Task directions >> What follows is a set of entries. Give them again exactly, without the pictures.

Material supplied >>

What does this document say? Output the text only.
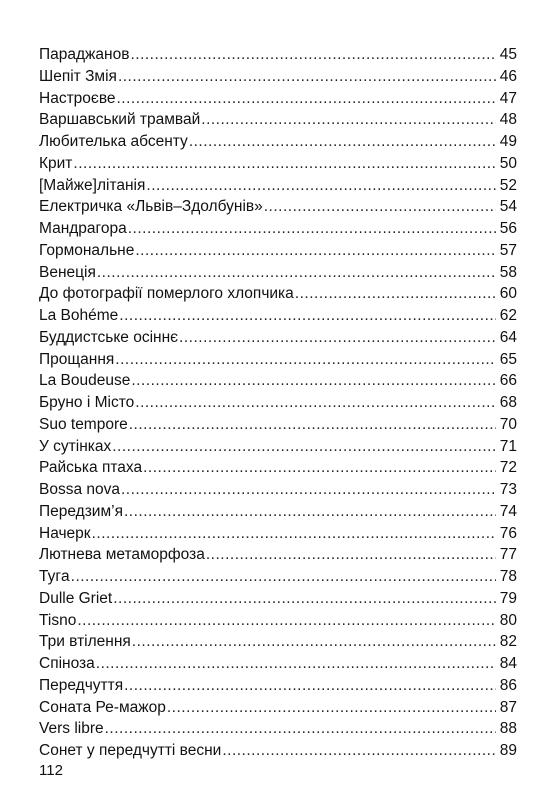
Параджанов .....	45
Шепіт Змія .....	46
Настроєве .....	47
Варшавський трамвай .....	48
Любителька абсенту .....	49
Крит .....	50
[Майже]літанія .....	52
Електричка «Львів–Здолбунів» .....	54
Мандрагора .....	56
Гормональне .....	57
Венеція .....	58
До фотографії померлого хлопчика .....	60
La Bohéme .....	62
Буддистське осіннє .....	64
Прощання .....	65
La Boudeuse .....	66
Бруно і Місто .....	68
Suo tempore .....	70
У сутінках .....	71
Райська птаха .....	72
Bossa nova .....	73
Передзим’я .....	74
Начерк .....	76
Лютнева метаморфоза .....	77
Tyгa .....	78
Dulle Griet .....	79
Tisno .....	80
Три втілення .....	82
Спіноза .....	84
Передчуття .....	86
Соната Ре-мажор .....	87
Vers libre .....	88
Сонет у передчутті весни .....	89
112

Exercise output >>
What does this document say? Output the text only.
Параджанов .....	45
Шепіт Змія .....	46
Настроєве .....	47
Варшавський трамвай .....	48
Любителька абсенту .....	49
Крит .....	50
[Майже]літанія .....	52
Електричка «Львів–Здолбунів» .....	54
Мандрагора .....	56
Гормональне .....	57
Венеція .....	58
До фотографії померлого хлопчика .....	60
La Bohéme .....	62
Буддистське осіннє .....	64
Прощання .....	65
La Boudeuse .....	66
Бруно і Місто .....	68
Suo tempore .....	70
У сутінках .....	71
Райська птаха .....	72
Bossa nova .....	73
Передзим’я .....	74
Начерк .....	76
Лютнева метаморфоза .....	77
Tyгa .....	78
Dulle Griet .....	79
Tisno .....	80
Три втілення .....	82
Спіноза .....	84
Передчуття .....	86
Соната Ре-мажор .....	87
Vers libre .....	88
Сонет у передчутті весни .....	89
112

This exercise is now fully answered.